■ Provided records ■
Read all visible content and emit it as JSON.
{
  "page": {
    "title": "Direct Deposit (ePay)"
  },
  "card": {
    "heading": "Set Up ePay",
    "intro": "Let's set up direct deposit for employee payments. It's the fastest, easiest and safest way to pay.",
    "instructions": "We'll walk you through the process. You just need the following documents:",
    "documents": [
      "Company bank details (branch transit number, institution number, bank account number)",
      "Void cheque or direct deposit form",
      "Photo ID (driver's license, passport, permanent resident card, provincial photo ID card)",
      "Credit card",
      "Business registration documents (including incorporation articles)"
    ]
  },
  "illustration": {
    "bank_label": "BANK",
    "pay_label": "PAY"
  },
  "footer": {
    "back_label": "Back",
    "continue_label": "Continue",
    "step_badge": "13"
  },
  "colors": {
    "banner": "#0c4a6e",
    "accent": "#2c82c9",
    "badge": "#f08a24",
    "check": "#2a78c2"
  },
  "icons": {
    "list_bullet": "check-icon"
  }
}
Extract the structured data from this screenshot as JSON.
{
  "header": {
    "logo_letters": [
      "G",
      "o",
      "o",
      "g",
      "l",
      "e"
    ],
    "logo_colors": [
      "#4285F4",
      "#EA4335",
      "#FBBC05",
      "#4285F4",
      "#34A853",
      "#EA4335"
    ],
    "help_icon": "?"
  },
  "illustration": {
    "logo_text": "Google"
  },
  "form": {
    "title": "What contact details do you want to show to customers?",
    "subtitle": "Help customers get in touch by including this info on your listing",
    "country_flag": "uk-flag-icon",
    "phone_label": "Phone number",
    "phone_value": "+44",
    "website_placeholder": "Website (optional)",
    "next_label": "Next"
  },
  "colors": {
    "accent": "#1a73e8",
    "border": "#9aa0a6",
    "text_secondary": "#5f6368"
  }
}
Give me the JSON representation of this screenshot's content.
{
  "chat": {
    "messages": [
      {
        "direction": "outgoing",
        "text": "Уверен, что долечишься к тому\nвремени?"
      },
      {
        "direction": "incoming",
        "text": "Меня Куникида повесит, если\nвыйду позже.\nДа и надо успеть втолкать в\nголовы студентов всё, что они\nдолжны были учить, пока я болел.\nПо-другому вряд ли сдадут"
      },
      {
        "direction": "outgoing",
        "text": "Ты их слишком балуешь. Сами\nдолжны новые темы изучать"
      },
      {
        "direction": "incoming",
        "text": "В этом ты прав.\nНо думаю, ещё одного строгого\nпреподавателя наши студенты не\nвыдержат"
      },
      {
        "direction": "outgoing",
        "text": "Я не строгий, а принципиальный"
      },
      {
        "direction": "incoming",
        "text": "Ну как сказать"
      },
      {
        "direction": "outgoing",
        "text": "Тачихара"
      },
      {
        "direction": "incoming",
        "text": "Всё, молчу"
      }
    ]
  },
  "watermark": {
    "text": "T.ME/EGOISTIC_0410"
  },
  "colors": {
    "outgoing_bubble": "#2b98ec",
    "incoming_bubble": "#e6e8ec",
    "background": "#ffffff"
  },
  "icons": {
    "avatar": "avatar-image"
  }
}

■ Task ■
Take the listing above and set it down exactly.

■ Reply to the task ■
Read all visible content and emit it as JSON.
{
  "page": {
    "title": "Direct Deposit (ePay)"
  },
  "card": {
    "heading": "Set Up ePay",
    "intro": "Let's set up direct deposit for employee payments. It's the fastest, easiest and safest way to pay.",
    "instructions": "We'll walk you through the process. You just need the following documents:",
    "documents": [
      "Company bank details (branch transit number, institution number, bank account number)",
      "Void cheque or direct deposit form",
      "Photo ID (driver's license, passport, permanent resident card, provincial photo ID card)",
      "Credit card",
      "Business registration documents (including incorporation articles)"
    ]
  },
  "illustration": {
    "bank_label": "BANK",
    "pay_label": "PAY"
  },
  "footer": {
    "back_label": "Back",
    "continue_label": "Continue",
    "step_badge": "13"
  },
  "colors": {
    "banner": "#0c4a6e",
    "accent": "#2c82c9",
    "badge": "#f08a24",
    "check": "#2a78c2"
  },
  "icons": {
    "list_bullet": "check-icon"
  }
}
Extract the structured data from this screenshot as JSON.
{
  "header": {
    "logo_letters": [
      "G",
      "o",
      "o",
      "g",
      "l",
      "e"
    ],
    "logo_colors": [
      "#4285F4",
      "#EA4335",
      "#FBBC05",
      "#4285F4",
      "#34A853",
      "#EA4335"
    ],
    "help_icon": "?"
  },
  "illustration": {
    "logo_text": "Google"
  },
  "form": {
    "title": "What contact details do you want to show to customers?",
    "subtitle": "Help customers get in touch by including this info on your listing",
    "country_flag": "uk-flag-icon",
    "phone_label": "Phone number",
    "phone_value": "+44",
    "website_placeholder": "Website (optional)",
    "next_label": "Next"
  },
  "colors": {
    "accent": "#1a73e8",
    "border": "#9aa0a6",
    "text_secondary": "#5f6368"
  }
}
Give me the JSON representation of this screenshot's content.
{
  "chat": {
    "messages": [
      {
        "direction": "outgoing",
        "text": "Уверен, что долечишься к тому\nвремени?"
      },
      {
        "direction": "incoming",
        "text": "Меня Куникида повесит, если\nвыйду позже.\nДа и надо успеть втолкать в\nголовы студентов всё, что они\nдолжны были учить, пока я болел.\nПо-другому вряд ли сдадут"
      },
      {
        "direction": "outgoing",
        "text": "Ты их слишком балуешь. Сами\nдолжны новые темы изучать"
      },
      {
        "direction": "incoming",
        "text": "В этом ты прав.\nНо думаю, ещё одного строгого\nпреподавателя наши студенты не\nвыдержат"
      },
      {
        "direction": "outgoing",
        "text": "Я не строгий, а принципиальный"
      },
      {
        "direction": "incoming",
        "text": "Ну как сказать"
      },
      {
        "direction": "outgoing",
        "text": "Тачихара"
      },
      {
        "direction": "incoming",
        "text": "Всё, молчу"
      }
    ]
  },
  "watermark": {
    "text": "T.ME/EGOISTIC_0410"
  },
  "colors": {
    "outgoing_bubble": "#2b98ec",
    "incoming_bubble": "#e6e8ec",
    "background": "#ffffff"
  },
  "icons": {
    "avatar": "avatar-image"
  }
}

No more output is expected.